▸ **EXERCISE BRIEF**
With the pictures left out, repeat every entry that follows exactly.

▸ **INPUT FOR THIS TASK**
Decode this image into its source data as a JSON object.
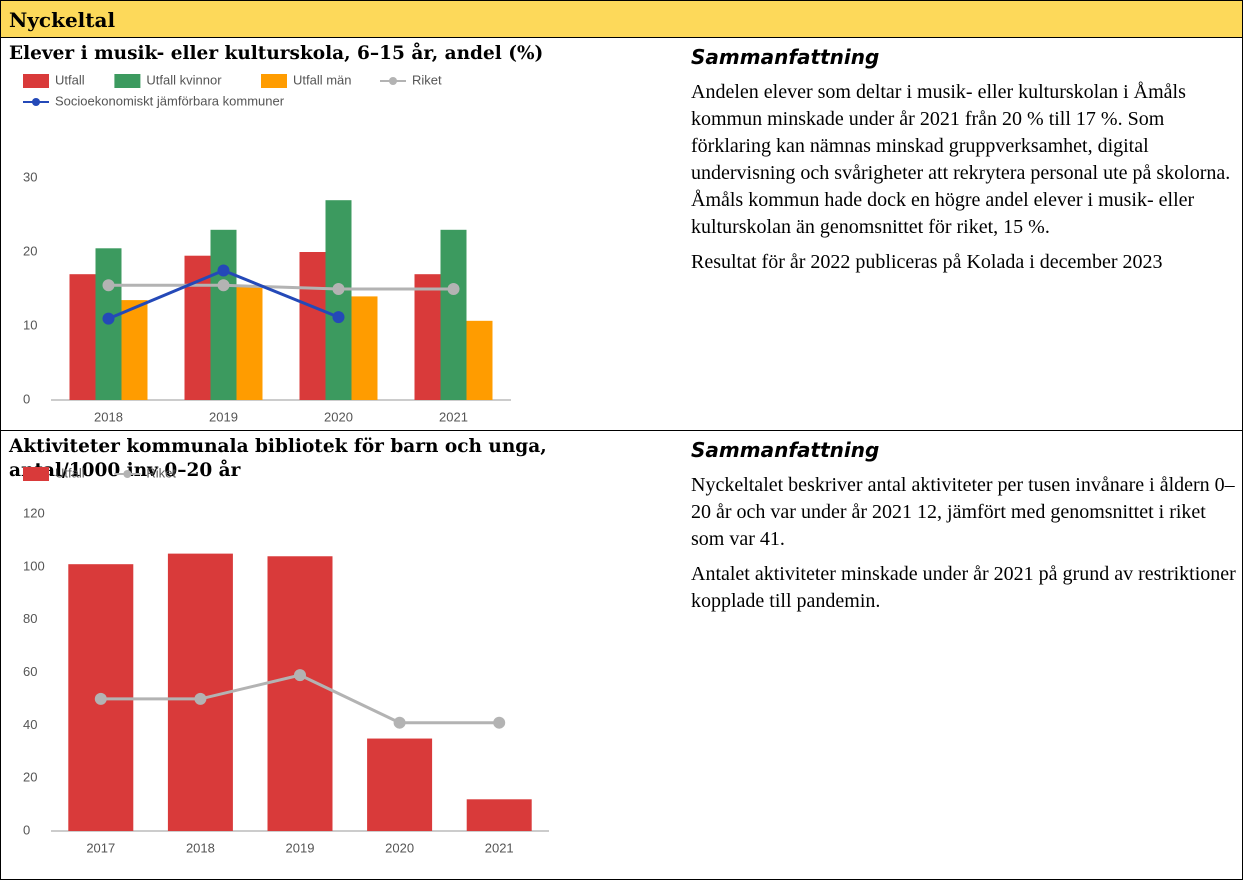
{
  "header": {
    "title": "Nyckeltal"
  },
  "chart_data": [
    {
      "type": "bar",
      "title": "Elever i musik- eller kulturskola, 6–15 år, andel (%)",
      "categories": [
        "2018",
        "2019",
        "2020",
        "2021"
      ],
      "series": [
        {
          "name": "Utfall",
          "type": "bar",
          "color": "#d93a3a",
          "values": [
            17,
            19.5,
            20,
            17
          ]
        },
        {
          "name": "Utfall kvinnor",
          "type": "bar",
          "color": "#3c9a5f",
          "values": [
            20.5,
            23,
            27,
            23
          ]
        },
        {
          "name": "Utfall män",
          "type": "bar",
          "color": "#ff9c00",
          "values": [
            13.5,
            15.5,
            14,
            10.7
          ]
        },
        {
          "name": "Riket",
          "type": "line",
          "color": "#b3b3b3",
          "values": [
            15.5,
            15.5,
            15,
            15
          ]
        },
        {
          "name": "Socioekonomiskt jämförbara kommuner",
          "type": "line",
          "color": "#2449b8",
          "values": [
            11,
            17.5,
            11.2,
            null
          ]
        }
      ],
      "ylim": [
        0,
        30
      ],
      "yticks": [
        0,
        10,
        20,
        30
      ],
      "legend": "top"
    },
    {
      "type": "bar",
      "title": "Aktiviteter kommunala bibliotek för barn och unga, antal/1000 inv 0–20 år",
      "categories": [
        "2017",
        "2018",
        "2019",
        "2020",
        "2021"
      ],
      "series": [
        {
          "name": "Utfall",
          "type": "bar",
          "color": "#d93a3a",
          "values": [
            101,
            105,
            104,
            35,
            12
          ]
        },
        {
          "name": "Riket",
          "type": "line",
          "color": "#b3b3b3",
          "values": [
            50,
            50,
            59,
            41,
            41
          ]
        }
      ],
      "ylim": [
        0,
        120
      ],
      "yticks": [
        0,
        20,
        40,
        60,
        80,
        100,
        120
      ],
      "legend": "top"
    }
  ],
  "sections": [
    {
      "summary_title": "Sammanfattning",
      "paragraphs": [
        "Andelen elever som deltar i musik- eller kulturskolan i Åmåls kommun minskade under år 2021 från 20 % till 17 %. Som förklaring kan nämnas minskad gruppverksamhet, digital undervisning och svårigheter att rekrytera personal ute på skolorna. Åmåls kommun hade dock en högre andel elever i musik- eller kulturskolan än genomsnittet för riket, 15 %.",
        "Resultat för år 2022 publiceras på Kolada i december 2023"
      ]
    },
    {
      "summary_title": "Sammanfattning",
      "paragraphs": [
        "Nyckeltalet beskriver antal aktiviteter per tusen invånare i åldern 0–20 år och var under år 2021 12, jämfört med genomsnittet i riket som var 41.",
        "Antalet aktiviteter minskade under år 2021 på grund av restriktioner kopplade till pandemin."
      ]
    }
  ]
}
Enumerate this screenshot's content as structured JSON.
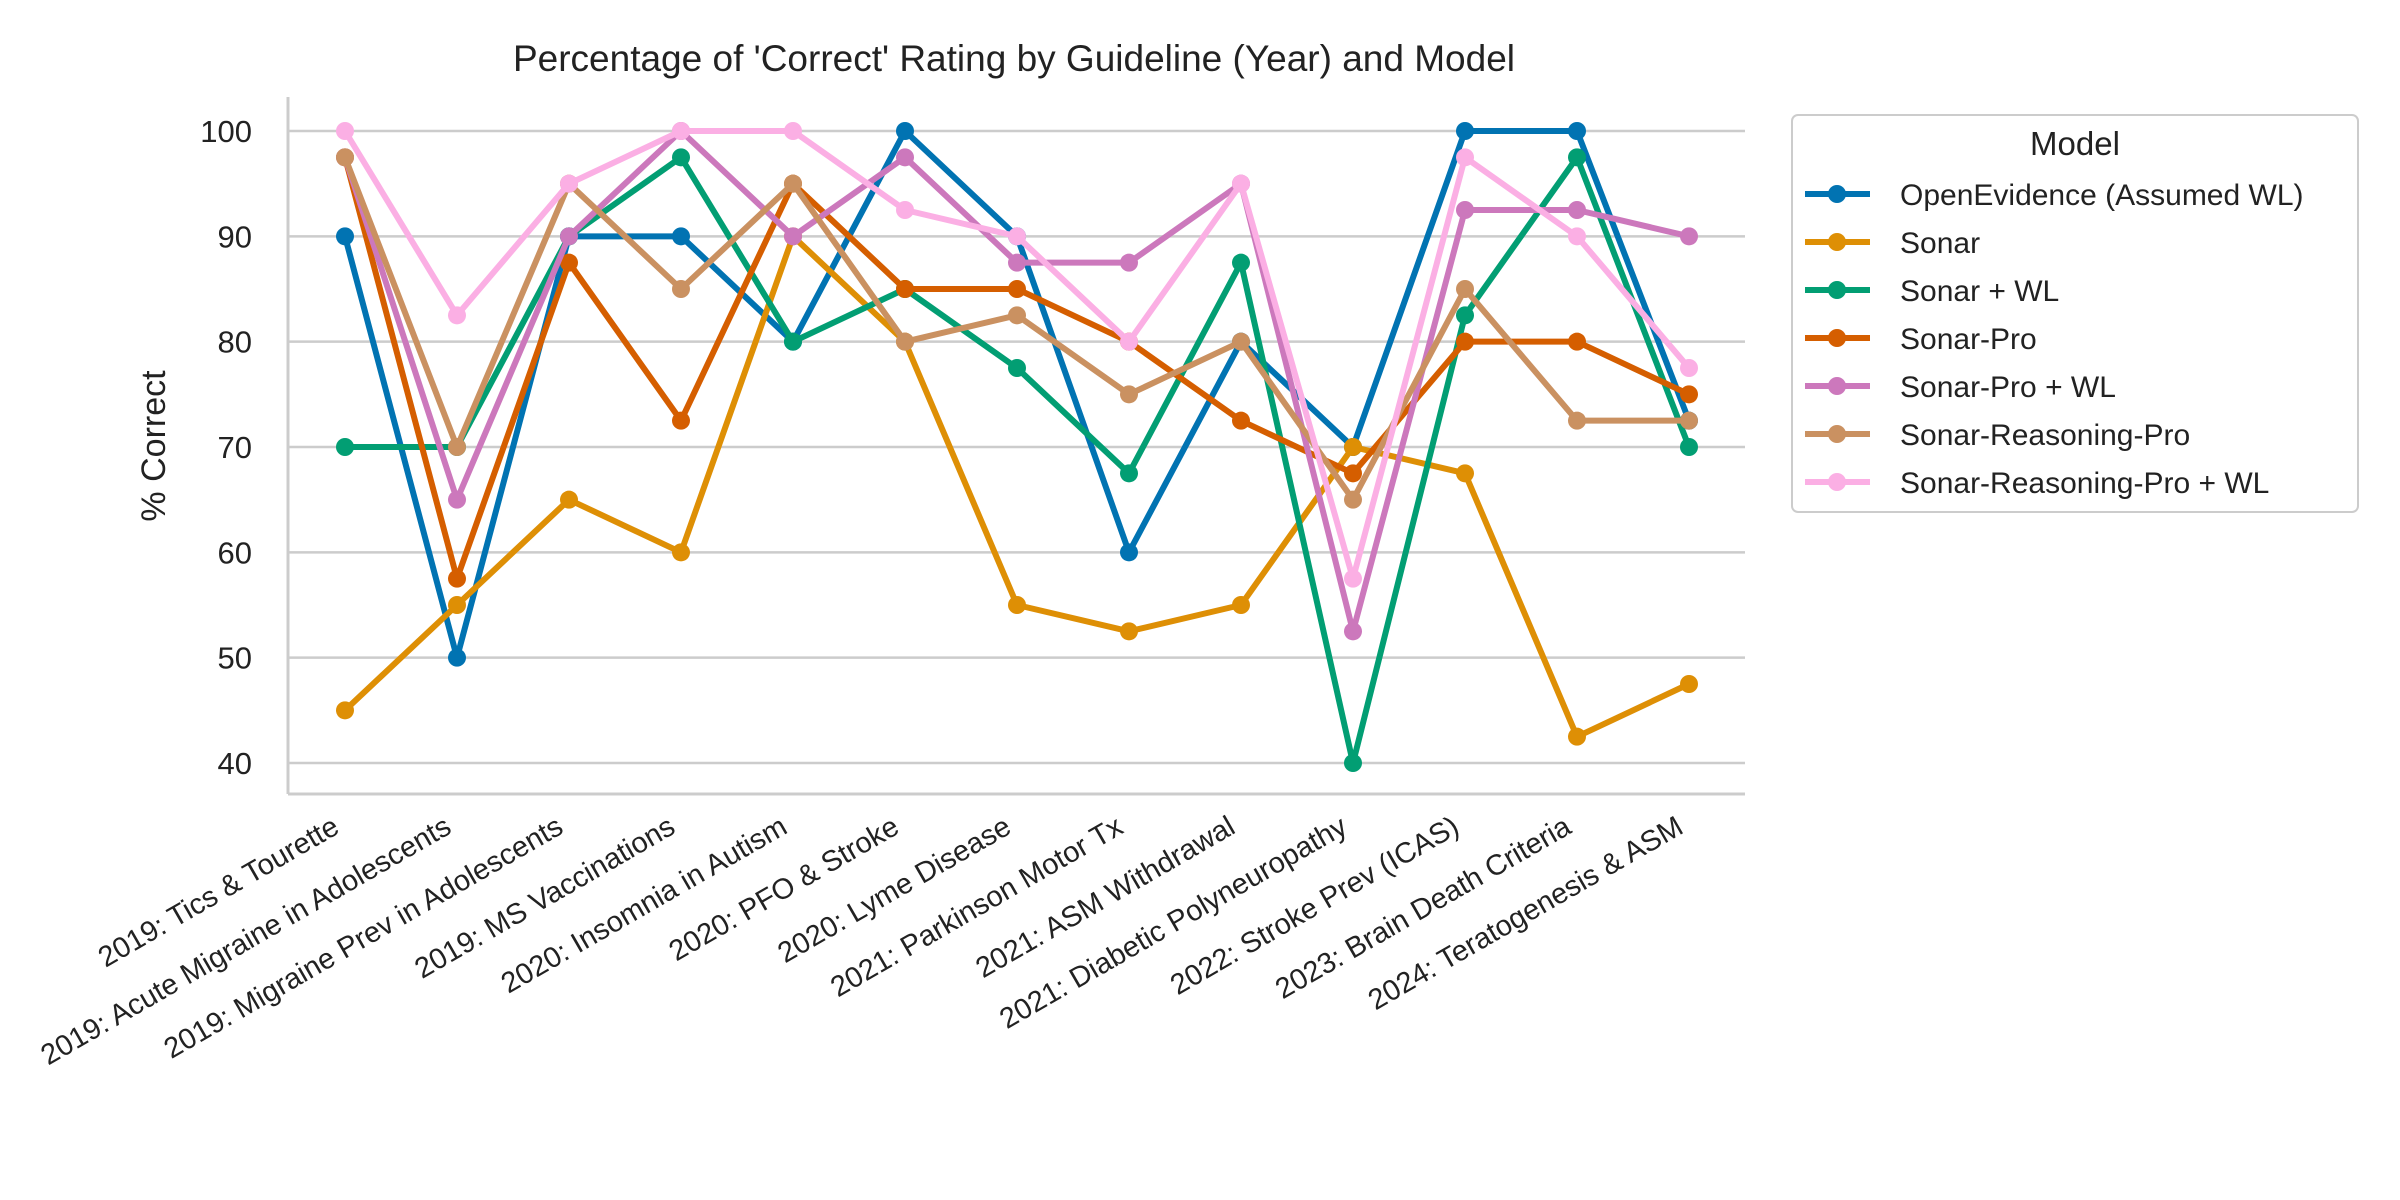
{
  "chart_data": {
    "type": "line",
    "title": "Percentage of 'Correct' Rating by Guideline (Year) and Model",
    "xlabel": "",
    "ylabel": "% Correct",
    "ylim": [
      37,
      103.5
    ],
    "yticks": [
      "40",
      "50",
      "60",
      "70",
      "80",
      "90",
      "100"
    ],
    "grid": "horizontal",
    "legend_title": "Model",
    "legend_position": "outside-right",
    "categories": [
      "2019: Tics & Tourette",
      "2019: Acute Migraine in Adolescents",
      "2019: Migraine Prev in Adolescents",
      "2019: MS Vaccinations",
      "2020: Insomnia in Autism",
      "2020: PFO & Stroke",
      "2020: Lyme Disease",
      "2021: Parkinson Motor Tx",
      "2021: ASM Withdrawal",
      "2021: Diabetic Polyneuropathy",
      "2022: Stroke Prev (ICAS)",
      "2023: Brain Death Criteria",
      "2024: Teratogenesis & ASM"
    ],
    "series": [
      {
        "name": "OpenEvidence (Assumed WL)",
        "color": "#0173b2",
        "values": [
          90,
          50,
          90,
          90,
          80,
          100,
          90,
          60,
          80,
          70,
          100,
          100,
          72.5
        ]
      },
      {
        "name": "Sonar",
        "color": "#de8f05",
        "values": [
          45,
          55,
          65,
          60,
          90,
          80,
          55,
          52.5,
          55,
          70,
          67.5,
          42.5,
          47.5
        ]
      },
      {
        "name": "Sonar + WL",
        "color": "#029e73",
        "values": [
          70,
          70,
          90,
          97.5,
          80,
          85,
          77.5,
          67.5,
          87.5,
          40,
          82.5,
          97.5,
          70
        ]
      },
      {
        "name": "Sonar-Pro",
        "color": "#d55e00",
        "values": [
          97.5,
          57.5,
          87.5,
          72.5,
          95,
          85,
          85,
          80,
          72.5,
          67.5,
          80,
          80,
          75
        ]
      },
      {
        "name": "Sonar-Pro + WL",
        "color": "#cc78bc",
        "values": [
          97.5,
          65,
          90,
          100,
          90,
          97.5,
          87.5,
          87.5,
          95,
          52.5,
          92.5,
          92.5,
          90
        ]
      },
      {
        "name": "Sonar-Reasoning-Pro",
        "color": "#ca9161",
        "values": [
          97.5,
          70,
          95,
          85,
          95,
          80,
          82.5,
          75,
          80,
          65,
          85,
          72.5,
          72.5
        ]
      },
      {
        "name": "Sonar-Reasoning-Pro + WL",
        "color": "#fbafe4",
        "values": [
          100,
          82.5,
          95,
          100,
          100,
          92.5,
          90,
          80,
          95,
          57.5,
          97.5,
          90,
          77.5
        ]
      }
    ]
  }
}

▸ **EXERCISE RESULT**
Decode this image into its source data as a JSON object.
{
  "header": {
    "title": "Nyckeltal"
  },
  "chart_data": [
    {
      "type": "bar",
      "title": "Elever i musik- eller kulturskola, 6–15 år, andel (%)",
      "categories": [
        "2018",
        "2019",
        "2020",
        "2021"
      ],
      "series": [
        {
          "name": "Utfall",
          "type": "bar",
          "color": "#d93a3a",
          "values": [
            17,
            19.5,
            20,
            17
          ]
        },
        {
          "name": "Utfall kvinnor",
          "type": "bar",
          "color": "#3c9a5f",
          "values": [
            20.5,
            23,
            27,
            23
          ]
        },
        {
          "name": "Utfall män",
          "type": "bar",
          "color": "#ff9c00",
          "values": [
            13.5,
            15.5,
            14,
            10.7
          ]
        },
        {
          "name": "Riket",
          "type": "line",
          "color": "#b3b3b3",
          "values": [
            15.5,
            15.5,
            15,
            15
          ]
        },
        {
          "name": "Socioekonomiskt jämförbara kommuner",
          "type": "line",
          "color": "#2449b8",
          "values": [
            11,
            17.5,
            11.2,
            null
          ]
        }
      ],
      "ylim": [
        0,
        30
      ],
      "yticks": [
        0,
        10,
        20,
        30
      ],
      "legend": "top"
    },
    {
      "type": "bar",
      "title": "Aktiviteter kommunala bibliotek för barn och unga, antal/1000 inv 0–20 år",
      "categories": [
        "2017",
        "2018",
        "2019",
        "2020",
        "2021"
      ],
      "series": [
        {
          "name": "Utfall",
          "type": "bar",
          "color": "#d93a3a",
          "values": [
            101,
            105,
            104,
            35,
            12
          ]
        },
        {
          "name": "Riket",
          "type": "line",
          "color": "#b3b3b3",
          "values": [
            50,
            50,
            59,
            41,
            41
          ]
        }
      ],
      "ylim": [
        0,
        120
      ],
      "yticks": [
        0,
        20,
        40,
        60,
        80,
        100,
        120
      ],
      "legend": "top"
    }
  ],
  "sections": [
    {
      "summary_title": "Sammanfattning",
      "paragraphs": [
        "Andelen elever som deltar i musik- eller kulturskolan i Åmåls kommun minskade under år 2021 från 20 % till 17 %. Som förklaring kan nämnas minskad gruppverksamhet, digital undervisning och svårigheter att rekrytera personal ute på skolorna. Åmåls kommun hade dock en högre andel elever i musik- eller kulturskolan än genomsnittet för riket, 15 %.",
        "Resultat för år 2022 publiceras på Kolada i december 2023"
      ]
    },
    {
      "summary_title": "Sammanfattning",
      "paragraphs": [
        "Nyckeltalet beskriver antal aktiviteter per tusen invånare i åldern 0–20 år och var under år 2021 12, jämfört med genomsnittet i riket som var 41.",
        "Antalet aktiviteter minskade under år 2021 på grund av restriktioner kopplade till pandemin."
      ]
    }
  ]
}
Enumerate this screenshot's content as structured JSON.
{
  "chart_data": {
    "type": "line",
    "title": "Percentage of 'Correct' Rating by Guideline (Year) and Model",
    "xlabel": "",
    "ylabel": "% Correct",
    "ylim": [
      37,
      103.5
    ],
    "yticks": [
      "40",
      "50",
      "60",
      "70",
      "80",
      "90",
      "100"
    ],
    "grid": "horizontal",
    "legend_title": "Model",
    "legend_position": "outside-right",
    "categories": [
      "2019: Tics & Tourette",
      "2019: Acute Migraine in Adolescents",
      "2019: Migraine Prev in Adolescents",
      "2019: MS Vaccinations",
      "2020: Insomnia in Autism",
      "2020: PFO & Stroke",
      "2020: Lyme Disease",
      "2021: Parkinson Motor Tx",
      "2021: ASM Withdrawal",
      "2021: Diabetic Polyneuropathy",
      "2022: Stroke Prev (ICAS)",
      "2023: Brain Death Criteria",
      "2024: Teratogenesis & ASM"
    ],
    "series": [
      {
        "name": "OpenEvidence (Assumed WL)",
        "color": "#0173b2",
        "values": [
          90,
          50,
          90,
          90,
          80,
          100,
          90,
          60,
          80,
          70,
          100,
          100,
          72.5
        ]
      },
      {
        "name": "Sonar",
        "color": "#de8f05",
        "values": [
          45,
          55,
          65,
          60,
          90,
          80,
          55,
          52.5,
          55,
          70,
          67.5,
          42.5,
          47.5
        ]
      },
      {
        "name": "Sonar + WL",
        "color": "#029e73",
        "values": [
          70,
          70,
          90,
          97.5,
          80,
          85,
          77.5,
          67.5,
          87.5,
          40,
          82.5,
          97.5,
          70
        ]
      },
      {
        "name": "Sonar-Pro",
        "color": "#d55e00",
        "values": [
          97.5,
          57.5,
          87.5,
          72.5,
          95,
          85,
          85,
          80,
          72.5,
          67.5,
          80,
          80,
          75
        ]
      },
      {
        "name": "Sonar-Pro + WL",
        "color": "#cc78bc",
        "values": [
          97.5,
          65,
          90,
          100,
          90,
          97.5,
          87.5,
          87.5,
          95,
          52.5,
          92.5,
          92.5,
          90
        ]
      },
      {
        "name": "Sonar-Reasoning-Pro",
        "color": "#ca9161",
        "values": [
          97.5,
          70,
          95,
          85,
          95,
          80,
          82.5,
          75,
          80,
          65,
          85,
          72.5,
          72.5
        ]
      },
      {
        "name": "Sonar-Reasoning-Pro + WL",
        "color": "#fbafe4",
        "values": [
          100,
          82.5,
          95,
          100,
          100,
          92.5,
          90,
          80,
          95,
          57.5,
          97.5,
          90,
          77.5
        ]
      }
    ]
  }
}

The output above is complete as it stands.